=== Dataset ===
>>>

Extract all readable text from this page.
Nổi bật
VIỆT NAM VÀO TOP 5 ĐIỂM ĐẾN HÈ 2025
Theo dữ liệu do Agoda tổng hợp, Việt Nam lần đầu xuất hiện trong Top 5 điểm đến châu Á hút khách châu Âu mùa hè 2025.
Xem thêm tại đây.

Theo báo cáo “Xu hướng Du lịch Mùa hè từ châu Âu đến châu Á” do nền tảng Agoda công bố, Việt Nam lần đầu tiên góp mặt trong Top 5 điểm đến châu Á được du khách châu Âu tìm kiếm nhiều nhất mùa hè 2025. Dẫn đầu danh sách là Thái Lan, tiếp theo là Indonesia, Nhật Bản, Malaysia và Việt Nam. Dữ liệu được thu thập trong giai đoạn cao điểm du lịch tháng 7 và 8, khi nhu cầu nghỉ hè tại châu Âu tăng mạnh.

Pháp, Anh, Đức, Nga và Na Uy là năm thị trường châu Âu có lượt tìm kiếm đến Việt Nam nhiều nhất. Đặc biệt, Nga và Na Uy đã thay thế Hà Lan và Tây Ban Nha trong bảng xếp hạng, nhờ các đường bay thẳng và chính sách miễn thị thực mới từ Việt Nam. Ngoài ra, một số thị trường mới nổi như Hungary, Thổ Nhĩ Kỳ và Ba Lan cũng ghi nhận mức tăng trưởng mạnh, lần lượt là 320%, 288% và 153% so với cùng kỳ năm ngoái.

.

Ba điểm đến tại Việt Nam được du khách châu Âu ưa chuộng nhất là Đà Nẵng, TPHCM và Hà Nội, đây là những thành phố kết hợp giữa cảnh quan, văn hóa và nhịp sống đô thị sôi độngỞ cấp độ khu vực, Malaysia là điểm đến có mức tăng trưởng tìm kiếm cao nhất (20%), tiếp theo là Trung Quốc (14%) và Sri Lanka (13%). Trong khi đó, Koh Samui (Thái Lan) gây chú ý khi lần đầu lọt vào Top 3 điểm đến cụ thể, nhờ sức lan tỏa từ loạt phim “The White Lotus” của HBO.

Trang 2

<<<

=== What you need to do ===
Reproduce the material above exactly; please quote every line of it.

=== Exercise output ===
Extract all readable text from this page.
Nổi bật
VIỆT NAM VÀO TOP 5 ĐIỂM ĐẾN HÈ 2025
Theo dữ liệu do Agoda tổng hợp, Việt Nam lần đầu xuất hiện trong Top 5 điểm đến châu Á hút khách châu Âu mùa hè 2025.
Xem thêm tại đây.

Theo báo cáo “Xu hướng Du lịch Mùa hè từ châu Âu đến châu Á” do nền tảng Agoda công bố, Việt Nam lần đầu tiên góp mặt trong Top 5 điểm đến châu Á được du khách châu Âu tìm kiếm nhiều nhất mùa hè 2025. Dẫn đầu danh sách là Thái Lan, tiếp theo là Indonesia, Nhật Bản, Malaysia và Việt Nam. Dữ liệu được thu thập trong giai đoạn cao điểm du lịch tháng 7 và 8, khi nhu cầu nghỉ hè tại châu Âu tăng mạnh.

Pháp, Anh, Đức, Nga và Na Uy là năm thị trường châu Âu có lượt tìm kiếm đến Việt Nam nhiều nhất. Đặc biệt, Nga và Na Uy đã thay thế Hà Lan và Tây Ban Nha trong bảng xếp hạng, nhờ các đường bay thẳng và chính sách miễn thị thực mới từ Việt Nam. Ngoài ra, một số thị trường mới nổi như Hungary, Thổ Nhĩ Kỳ và Ba Lan cũng ghi nhận mức tăng trưởng mạnh, lần lượt là 320%, 288% và 153% so với cùng kỳ năm ngoái.

.

Ba điểm đến tại Việt Nam được du khách châu Âu ưa chuộng nhất là Đà Nẵng, TPHCM và Hà Nội, đây là những thành phố kết hợp giữa cảnh quan, văn hóa và nhịp sống đô thị sôi độngỞ cấp độ khu vực, Malaysia là điểm đến có mức tăng trưởng tìm kiếm cao nhất (20%), tiếp theo là Trung Quốc (14%) và Sri Lanka (13%). Trong khi đó, Koh Samui (Thái Lan) gây chú ý khi lần đầu lọt vào Top 3 điểm đến cụ thể, nhờ sức lan tỏa từ loạt phim “The White Lotus” của HBO.

Trang 2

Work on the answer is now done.